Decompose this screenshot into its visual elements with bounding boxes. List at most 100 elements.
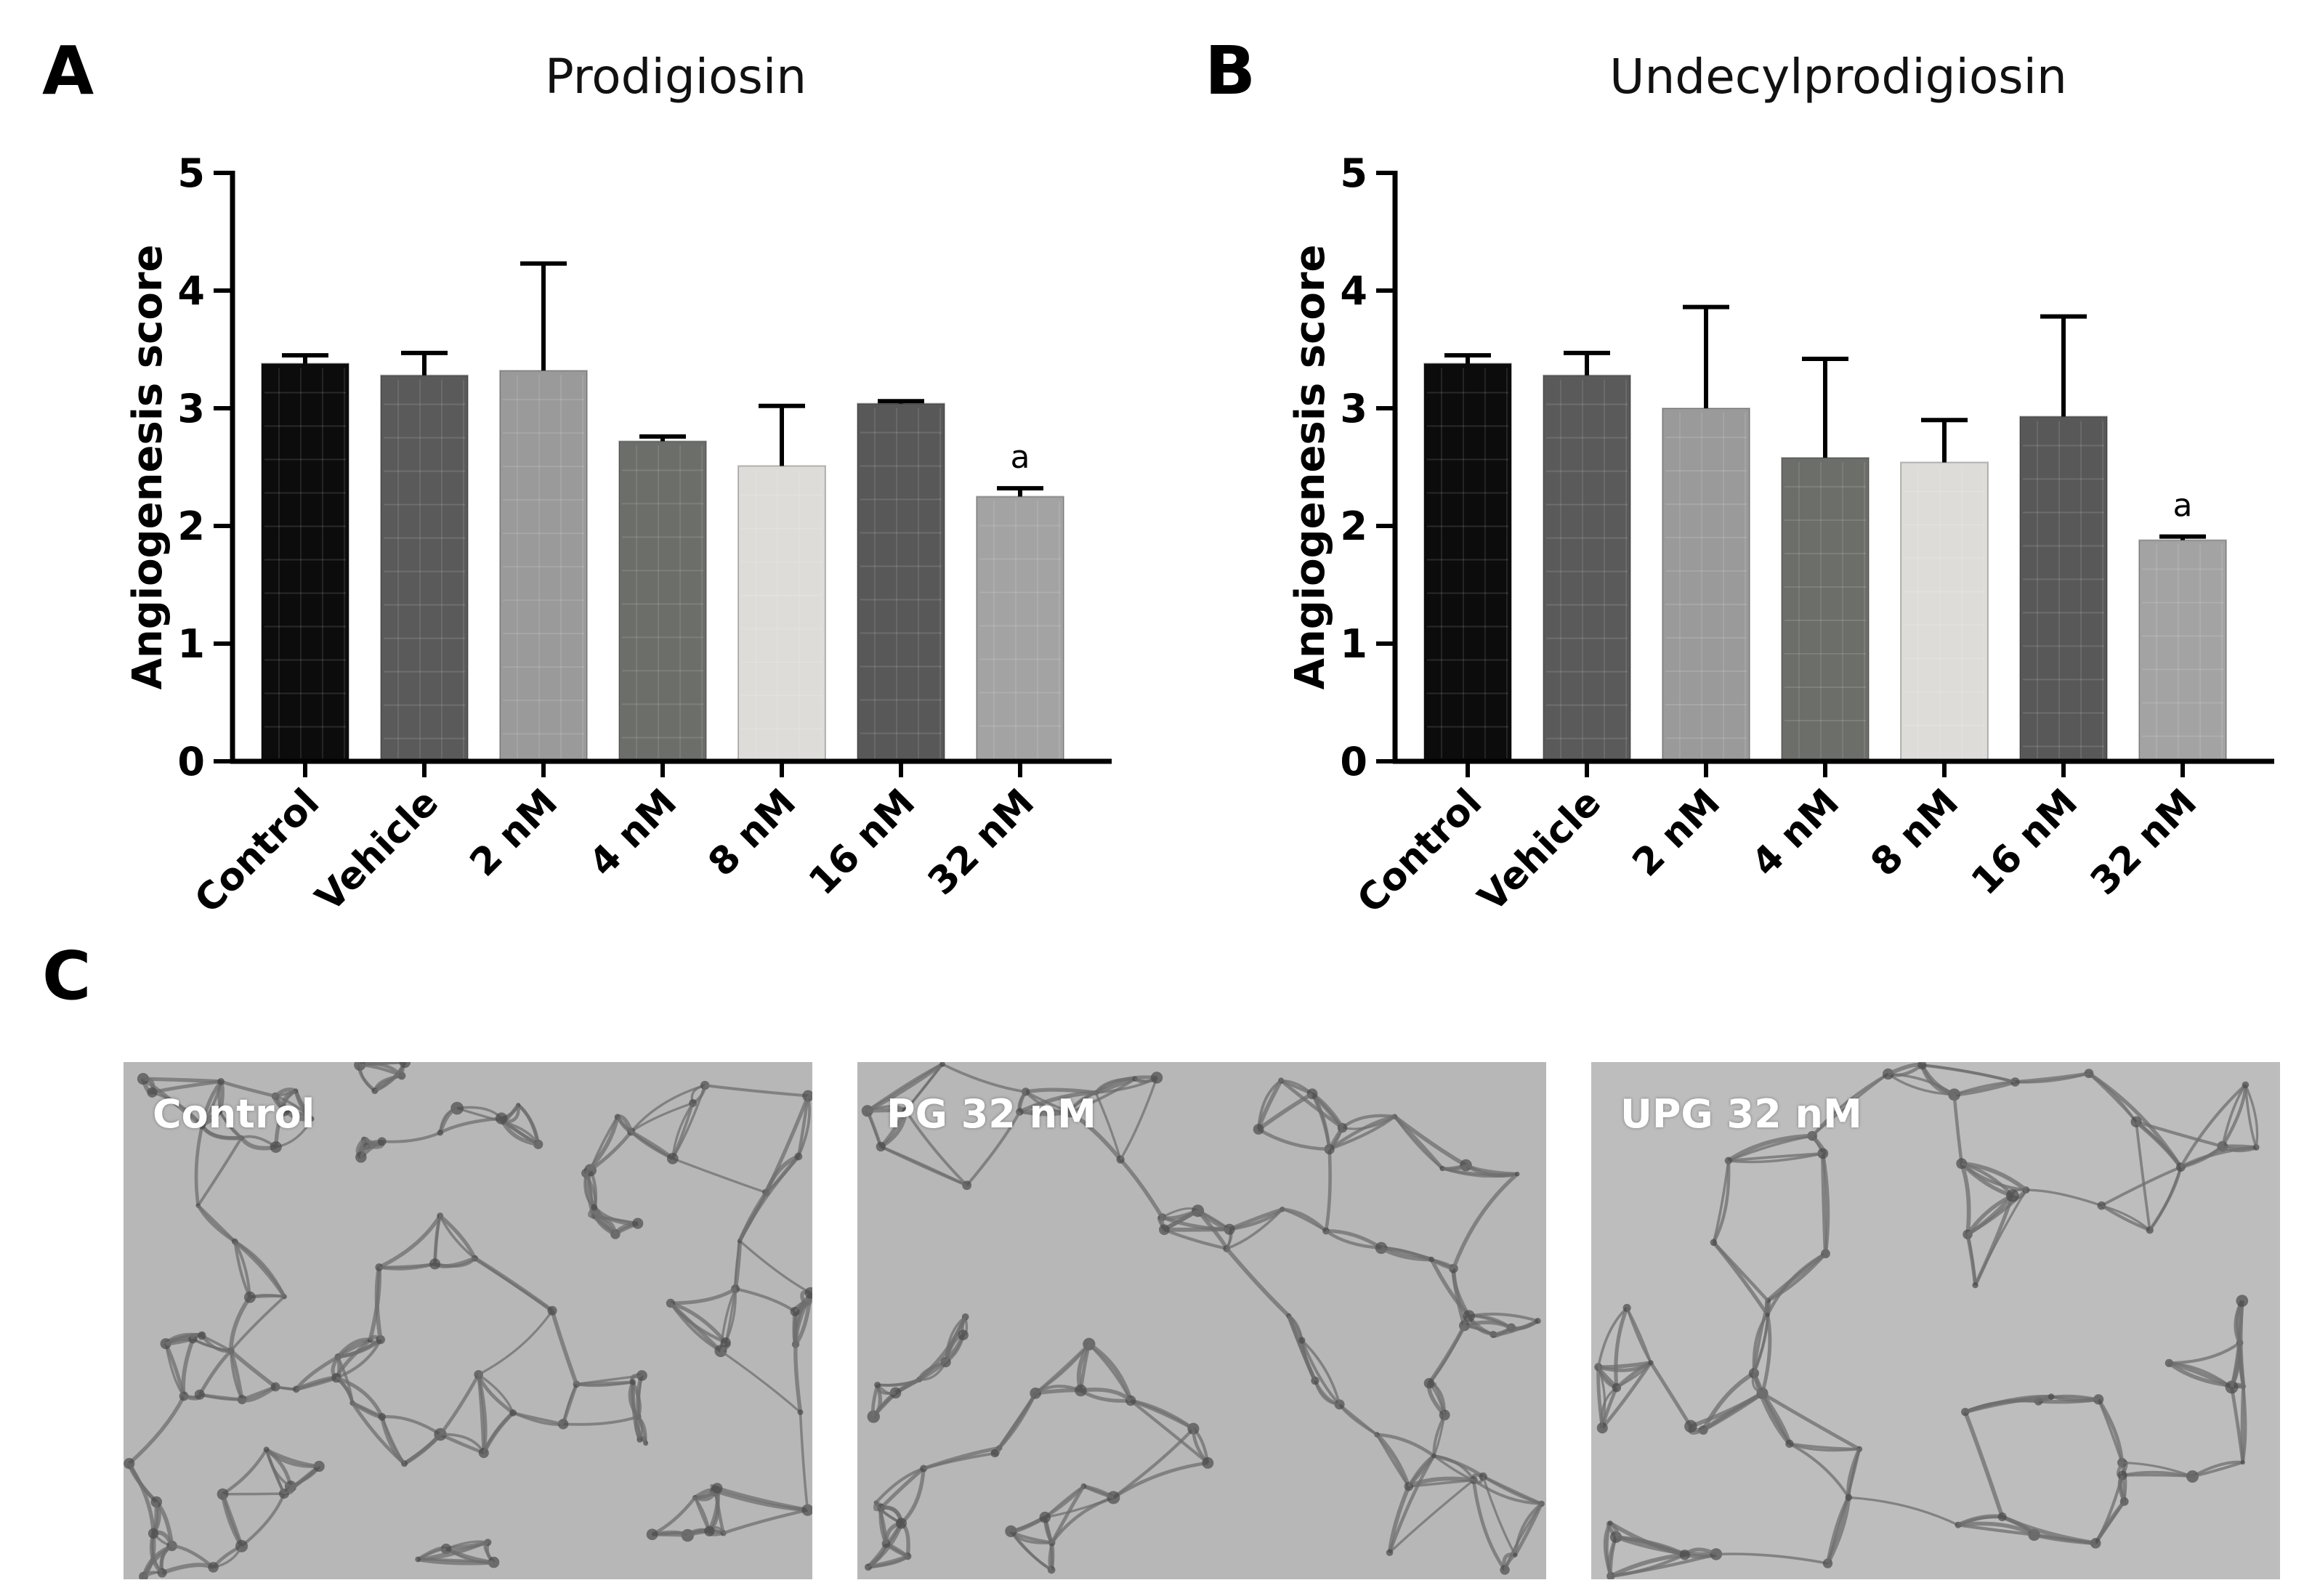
micrograph-control: Control — [124, 1062, 812, 1579]
cell-cluster — [557, 1419, 569, 1430]
tubule — [474, 1257, 553, 1312]
significance-label: a — [1011, 439, 1030, 476]
tubule — [1376, 1433, 1435, 1457]
cell-cluster — [1005, 1525, 1017, 1537]
panel-label-a: A — [42, 32, 94, 110]
tubule — [1451, 1172, 1519, 1270]
cell-cluster — [488, 1556, 500, 1568]
cell-cluster — [415, 1556, 421, 1563]
x-tick-label: 2 nM — [1625, 781, 1729, 886]
tubule — [670, 1301, 727, 1344]
tubule — [1119, 1077, 1158, 1160]
tubule — [1471, 1480, 1507, 1571]
cell-cluster — [895, 1518, 908, 1529]
tubule — [1689, 1391, 1764, 1429]
tubule — [1380, 1246, 1432, 1262]
tubule — [720, 1350, 801, 1414]
micrograph-background — [1591, 1062, 2280, 1579]
tubule — [737, 1155, 800, 1242]
x-tick-label: 4 nM — [581, 781, 686, 886]
tubule — [966, 1111, 1022, 1186]
tubule — [1821, 1153, 1828, 1254]
tubule — [477, 1310, 554, 1376]
tubule — [1324, 1149, 1332, 1231]
tubule — [198, 1349, 233, 1396]
tubule — [1728, 1152, 1823, 1162]
tubule — [2097, 1398, 2125, 1463]
tubule — [241, 1385, 277, 1403]
tubule — [2149, 1167, 2183, 1231]
cell-cluster — [804, 1287, 812, 1299]
tubule — [1974, 1189, 2027, 1286]
tubule — [1442, 1167, 1518, 1178]
panel-label-b: B — [1205, 32, 1256, 110]
significance-label: a — [2173, 487, 2193, 524]
tubule — [1614, 1307, 1629, 1388]
tubule — [1961, 1162, 2014, 1197]
tubule — [504, 1104, 520, 1124]
tubule — [1473, 1478, 1542, 1505]
chart-title: Undecylprodigiosin — [1609, 49, 2067, 105]
bar-chart-undecylprodigiosin: Undecylprodigiosin Angiogenesis score Cont… — [1287, 49, 2274, 922]
tubule — [196, 1204, 236, 1244]
tubule — [197, 1137, 243, 1207]
cell-cluster — [1956, 1158, 1968, 1170]
tubule — [403, 1433, 442, 1465]
cell-cluster — [478, 1447, 489, 1459]
tubule — [792, 1311, 798, 1345]
tubule — [2179, 1083, 2247, 1168]
tubule — [993, 1392, 1037, 1454]
tubule — [1825, 1496, 1851, 1564]
tubule — [1282, 1207, 1327, 1233]
cell-cluster — [990, 1449, 999, 1458]
cell-cluster — [270, 1382, 280, 1392]
tubule — [294, 1355, 339, 1390]
cell-cluster — [629, 1379, 636, 1385]
cell-cluster — [1431, 1453, 1436, 1459]
tubule — [1764, 1298, 1770, 1316]
tubule — [1112, 1461, 1208, 1499]
tubule — [1848, 1496, 1959, 1526]
cell-cluster — [2240, 1460, 2245, 1465]
y-tick-label: 2 — [177, 503, 205, 549]
tubule — [128, 1395, 186, 1465]
bar — [737, 465, 826, 762]
cell-cluster — [646, 1528, 658, 1541]
tubule — [336, 1339, 382, 1380]
tubule — [1606, 1523, 1612, 1577]
tubule — [2169, 1341, 2241, 1365]
tubule — [1069, 1110, 1123, 1161]
x-tick-label: 8 nM — [700, 781, 805, 886]
cell-cluster — [377, 1137, 387, 1146]
cell-cluster — [1917, 1062, 1927, 1070]
micrograph-label: PG 32 nM — [886, 1091, 1096, 1137]
tubule — [2244, 1085, 2258, 1148]
cell-cluster — [2242, 1081, 2250, 1089]
tubule — [477, 1373, 514, 1414]
tubule — [234, 1240, 286, 1297]
bar — [261, 362, 349, 762]
tubule — [1598, 1361, 1652, 1372]
tubule — [1596, 1307, 1628, 1368]
cell-cluster — [1684, 1419, 1697, 1433]
tubule — [1408, 1478, 1474, 1488]
bar — [1543, 374, 1631, 762]
tubule — [722, 1508, 808, 1535]
cell-cluster — [2010, 1077, 2020, 1087]
tubule — [1712, 1160, 1731, 1244]
tubule — [230, 1349, 277, 1389]
tubule — [1649, 1361, 1692, 1427]
tubule — [439, 1374, 480, 1436]
tubule — [576, 1380, 634, 1386]
tubule — [799, 1411, 809, 1510]
tubule — [1300, 1340, 1317, 1382]
tubule — [672, 1157, 767, 1194]
cell-cluster — [939, 1062, 945, 1067]
tubule — [1301, 1339, 1341, 1405]
micrograph-label: UPG 32 nM — [1620, 1091, 1862, 1137]
tubule — [1609, 1552, 1686, 1579]
x-tick-label: Control — [1349, 781, 1490, 922]
tubule — [1788, 1442, 1851, 1499]
tubule — [181, 1338, 195, 1397]
tubule — [2180, 1145, 2257, 1169]
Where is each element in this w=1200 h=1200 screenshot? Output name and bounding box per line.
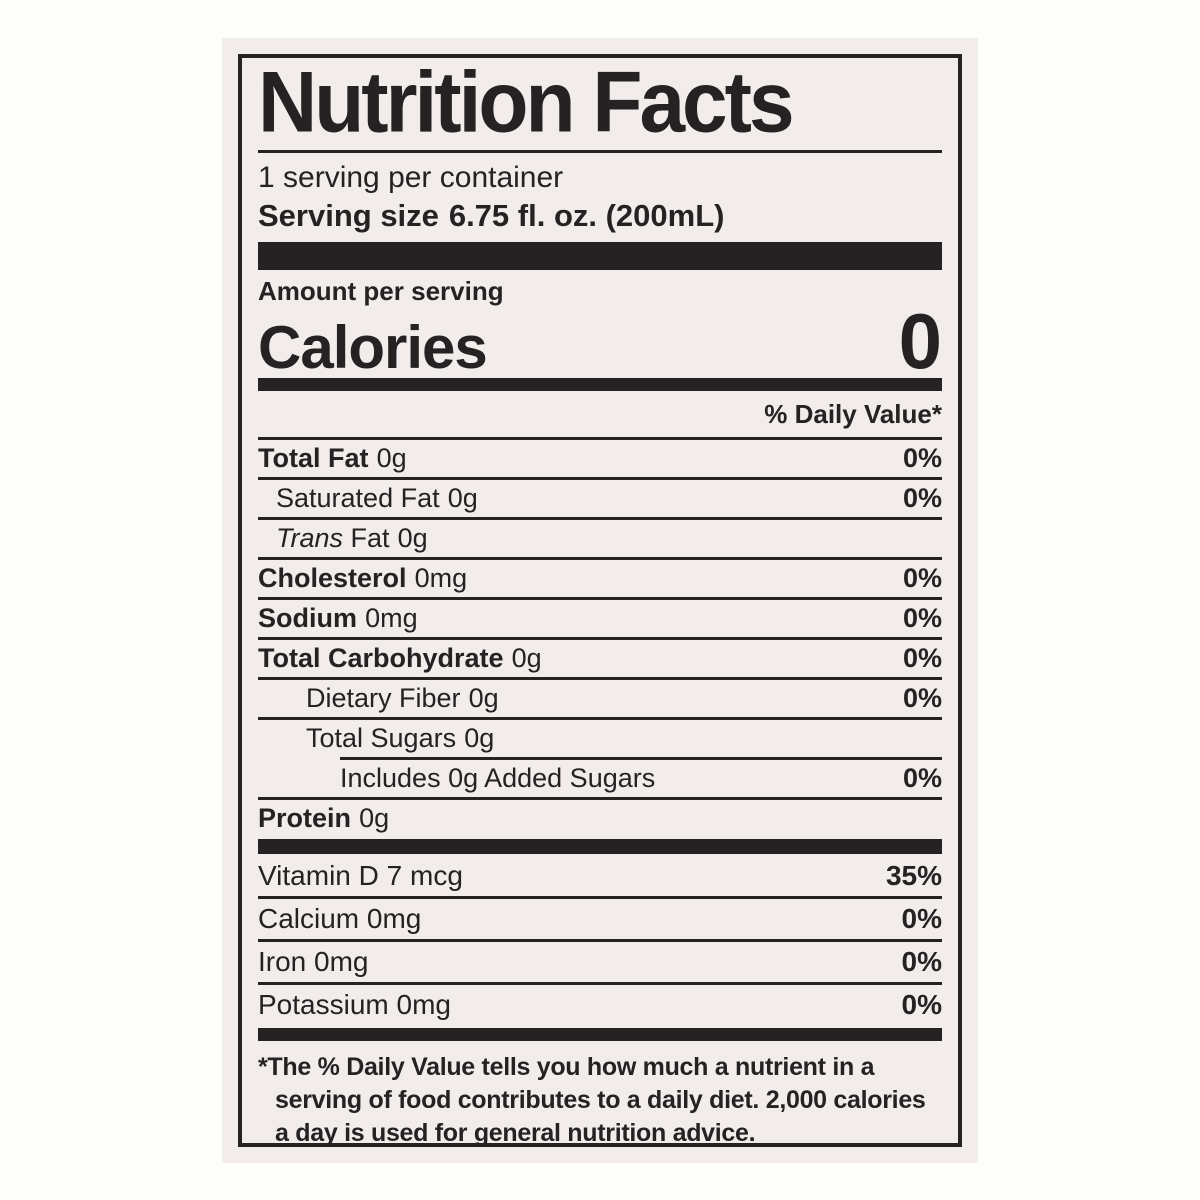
vitamin-row-iron: Iron 0mg 0% bbox=[258, 939, 942, 982]
nutrient-row-added-sugars: Includes 0g Added Sugars 0% bbox=[258, 757, 942, 797]
servings-per-container: 1 serving per container bbox=[258, 161, 564, 194]
serving-size-line: Serving size 6.75 fl. oz. (200mL) bbox=[258, 196, 942, 236]
vitamin-rows: Vitamin D 7 mcg 35% Calcium 0mg 0% Iron … bbox=[258, 856, 942, 1025]
vitamin-row-potassium: Potassium 0mg 0% bbox=[258, 982, 942, 1025]
footnote-line: *The % Daily Value tells you how much a … bbox=[258, 1053, 875, 1081]
dv-value: 0% bbox=[902, 683, 942, 713]
footnote-line: a day is used for general nutrition advi… bbox=[275, 1119, 756, 1147]
dv-value: 0% bbox=[901, 903, 942, 934]
nutrient-row-cholesterol: Cholesterol 0mg 0% bbox=[258, 557, 942, 597]
vitamin-row-vitamin-d: Vitamin D 7 mcg 35% bbox=[258, 856, 942, 896]
nutrient-row-sodium: Sodium 0mg 0% bbox=[258, 597, 942, 637]
serving-size-value: 6.75 fl. oz. (200mL) bbox=[448, 198, 725, 233]
footnote-line: serving of food contributes to a daily d… bbox=[275, 1086, 926, 1114]
daily-value-header: % Daily Value* bbox=[764, 399, 942, 429]
nutrient-row-total-carbohydrate: Total Carbohydrate 0g 0% bbox=[258, 637, 942, 677]
dv-value: 0% bbox=[902, 763, 942, 793]
section-bar-footnote bbox=[258, 1028, 942, 1041]
dv-value: 0% bbox=[902, 643, 942, 673]
nutrient-row-saturated-fat: Saturated Fat 0g 0% bbox=[258, 477, 942, 517]
dv-value: 0% bbox=[902, 483, 942, 513]
dv-value: 0% bbox=[901, 989, 942, 1020]
dv-value: 35% bbox=[885, 860, 942, 891]
calories-row: Calories 0 bbox=[258, 297, 942, 385]
nutrient-row-trans-fat: Trans Fat 0g bbox=[258, 517, 942, 557]
calories-label: Calories bbox=[258, 314, 488, 381]
serving-size-label: Serving size bbox=[258, 198, 439, 233]
dv-value: 0% bbox=[902, 443, 942, 473]
dv-value: 0% bbox=[901, 946, 942, 977]
label-title: Nutrition Facts bbox=[258, 54, 795, 151]
nutrient-row-protein: Protein 0g bbox=[258, 797, 942, 837]
section-bar-vitamins bbox=[258, 839, 942, 854]
dv-value: 0% bbox=[902, 603, 942, 633]
title-divider bbox=[258, 150, 942, 153]
section-bar-thick bbox=[258, 242, 942, 270]
nutrient-rows: Total Fat 0g 0% Saturated Fat 0g 0% Trans … bbox=[258, 437, 942, 837]
vitamin-row-calcium: Calcium 0mg 0% bbox=[258, 896, 942, 939]
nutrition-label-frame: Nutrition Facts 1 serving per container … bbox=[238, 54, 962, 1147]
calories-value: 0 bbox=[898, 297, 942, 385]
nutrient-row-dietary-fiber: Dietary Fiber 0g 0% bbox=[258, 677, 942, 717]
nutrition-label-card: Nutrition Facts 1 serving per container … bbox=[222, 38, 978, 1163]
amount-per-serving-label: Amount per serving bbox=[258, 276, 504, 306]
section-bar-medium bbox=[258, 378, 942, 391]
daily-value-footnote: *The % Daily Value tells you how much a … bbox=[258, 1047, 942, 1147]
nutrient-row-total-fat: Total Fat 0g 0% bbox=[258, 437, 942, 477]
nutrient-row-total-sugars: Total Sugars 0g bbox=[258, 717, 942, 757]
dv-value: 0% bbox=[902, 563, 942, 593]
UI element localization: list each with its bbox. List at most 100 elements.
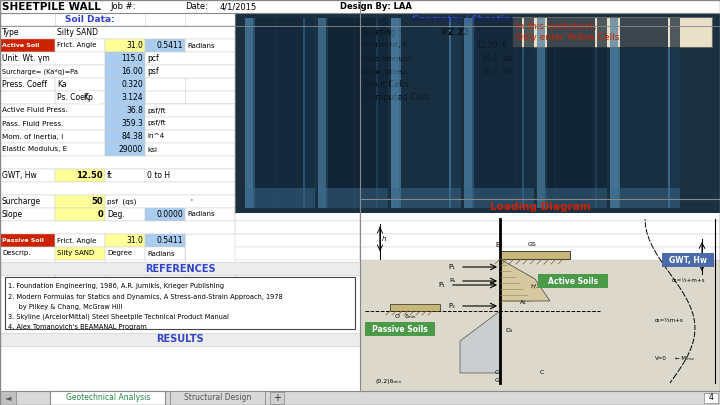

Problem requirements - For every line of the material above that contains the word "sugars", show the line.

Answer to the exercise -
nutrient-row-added-sugars: Includes 0g Added Sugars 0% bbox=[258, 757, 942, 797]
nutrient-row-total-sugars: Total Sugars 0g bbox=[258, 717, 942, 757]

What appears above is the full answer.